• [Supplied text]:
• • • •

Midwives under pressure

Professional Update

Midwives are facing significant issues with staffing across Australia. ANMF Branches have reported unmanageable workloads in postnatal wards, poor staffing skill mix, midwives being replaced with other health practitioners, burnout, decreasing job satisfaction, moral injury and vicarious trauma.


There are concerns these issues are resulting in increased intrapartum intervention, insufficient and fragmented postnatal care and suboptimal short and long term outcomes for the health and wellbeing of families. With decreasing hospital lengths of stay, particularly for uncomplicated presentations, women, babies and families are missing out on essential midwifery care. Midwives are having to rely on providing the bare minimum, interventionist and procedural aspects of care to avoid serious adverse events and outcomes. The holistic, woman-centred aspects of midwifery care are being lost to the high pressured, fragmented and short staffed environment. To rectify this situation, action is needed.

We need to enable midwives to get back to being midwives. Working together we must ensure that midwives are the ones providing care in midwifery contexts of practice; the workload of caring for newborns is recognised in postnatal ward midwifery staffing; students and new graduate midwives are supported by midwives; and there is midwifery leadership at all levels within organisations providing maternity services and at all levels of government.

The Count the Babies campaign is an example of our collective effort to improve maternity services and midwifery practice environments led by midwives.

All neonates born in hospital are admitted patients. However, they are not counted as patients in midwifery allocations (where midwife to patient ratios/frameworks exist). Midwives are allocated a workload based on the adult/mother in-patient numbers.

Newborns are further classified as unqualified or qualified for national based funding purposes. Qualified newborns are those that are nine days old or less and are:

  • the second or subsequent live born infant of a multiple birth, whose mother is currently an admitted patient;
  • admitted to an intensive care facility in a hospital, being a facility approved by the Commonwealth Minister for the purpose of the provision of special care; or,
  • admitted to, or remain in hospital without their mother.

Newborns who do not meet these criteria, regardless of the interventions or treatments they require (such as blood glucose monitoring, intravenous antibiotics and phototherapy treatment), are classified as unqualified. Unqualified newborns are not considered in scope for admitted patient data collections or activity based funding. The additional care provided by midwives beyond routine neonatal care for unqualified newborns is invisible despite often requiring considerable time and resources. The funding of unqualified newborns is bundled with the mother and allocated a one size fits all pricing.

• • • •

• [Source data]:
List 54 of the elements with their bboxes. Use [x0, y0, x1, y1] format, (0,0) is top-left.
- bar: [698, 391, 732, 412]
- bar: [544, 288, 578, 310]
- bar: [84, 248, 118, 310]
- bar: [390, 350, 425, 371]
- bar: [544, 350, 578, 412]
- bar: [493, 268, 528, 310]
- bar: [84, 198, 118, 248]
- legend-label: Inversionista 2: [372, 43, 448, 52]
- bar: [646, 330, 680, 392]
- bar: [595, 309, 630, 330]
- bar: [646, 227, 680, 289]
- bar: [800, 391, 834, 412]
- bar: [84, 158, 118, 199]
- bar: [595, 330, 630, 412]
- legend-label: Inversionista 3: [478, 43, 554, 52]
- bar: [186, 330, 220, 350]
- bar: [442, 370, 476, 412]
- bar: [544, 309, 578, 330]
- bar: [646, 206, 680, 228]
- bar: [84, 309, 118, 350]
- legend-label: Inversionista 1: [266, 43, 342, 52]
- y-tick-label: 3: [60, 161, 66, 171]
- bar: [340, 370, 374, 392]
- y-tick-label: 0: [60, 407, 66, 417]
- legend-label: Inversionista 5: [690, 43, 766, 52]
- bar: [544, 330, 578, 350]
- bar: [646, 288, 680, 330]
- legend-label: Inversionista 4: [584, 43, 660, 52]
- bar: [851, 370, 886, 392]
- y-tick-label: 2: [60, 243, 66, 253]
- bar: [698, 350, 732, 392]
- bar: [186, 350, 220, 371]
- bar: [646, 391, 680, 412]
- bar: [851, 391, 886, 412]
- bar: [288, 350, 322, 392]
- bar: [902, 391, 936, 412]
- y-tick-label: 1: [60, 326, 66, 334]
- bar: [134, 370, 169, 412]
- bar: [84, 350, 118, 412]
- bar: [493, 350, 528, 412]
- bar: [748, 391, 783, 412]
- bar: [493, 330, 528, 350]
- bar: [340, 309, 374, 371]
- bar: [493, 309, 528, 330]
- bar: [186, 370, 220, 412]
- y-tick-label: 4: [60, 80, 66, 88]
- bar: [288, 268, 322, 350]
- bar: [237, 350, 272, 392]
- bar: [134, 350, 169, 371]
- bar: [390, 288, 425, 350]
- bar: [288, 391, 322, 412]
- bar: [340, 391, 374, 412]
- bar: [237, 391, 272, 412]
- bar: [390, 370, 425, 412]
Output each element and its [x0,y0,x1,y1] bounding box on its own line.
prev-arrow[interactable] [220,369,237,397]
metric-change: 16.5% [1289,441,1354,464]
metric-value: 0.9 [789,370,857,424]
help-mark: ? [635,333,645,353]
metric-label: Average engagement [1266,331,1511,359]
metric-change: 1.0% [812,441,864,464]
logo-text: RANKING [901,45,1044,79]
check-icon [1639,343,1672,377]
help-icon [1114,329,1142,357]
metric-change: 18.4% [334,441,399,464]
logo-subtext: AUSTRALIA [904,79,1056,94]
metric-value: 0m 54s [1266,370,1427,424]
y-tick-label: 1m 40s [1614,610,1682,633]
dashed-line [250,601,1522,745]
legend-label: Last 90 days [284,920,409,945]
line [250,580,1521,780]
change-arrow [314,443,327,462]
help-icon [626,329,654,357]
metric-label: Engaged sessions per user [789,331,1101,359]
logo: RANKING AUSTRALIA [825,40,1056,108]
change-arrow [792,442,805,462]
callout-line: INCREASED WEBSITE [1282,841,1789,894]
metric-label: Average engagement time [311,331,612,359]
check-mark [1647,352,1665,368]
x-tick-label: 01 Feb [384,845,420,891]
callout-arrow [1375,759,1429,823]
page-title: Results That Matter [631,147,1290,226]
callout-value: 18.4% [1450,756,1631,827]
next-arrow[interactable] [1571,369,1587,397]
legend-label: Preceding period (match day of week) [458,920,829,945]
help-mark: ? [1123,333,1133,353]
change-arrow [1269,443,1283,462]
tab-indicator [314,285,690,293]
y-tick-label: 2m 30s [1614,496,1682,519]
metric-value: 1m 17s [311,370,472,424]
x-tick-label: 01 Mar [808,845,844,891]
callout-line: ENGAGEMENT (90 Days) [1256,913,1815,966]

• • • •

• [Assignment 1]: In the midwifery staffing update, reproduce the passage from "The Count the" to "led by midwives." word for word.
• [Assignment 2]: Translate this sentence from the midwifery staffing update into Spanish: "All neonates born in hospital are admitted patients."

• [Response 1]:
The Count the Babies campaign is an example of our collective effort to improve maternity services and midwifery practice environments led by midwives.

• [Response 2]: Todos los neonatos nacidos en el hospital son pacientes ingresados.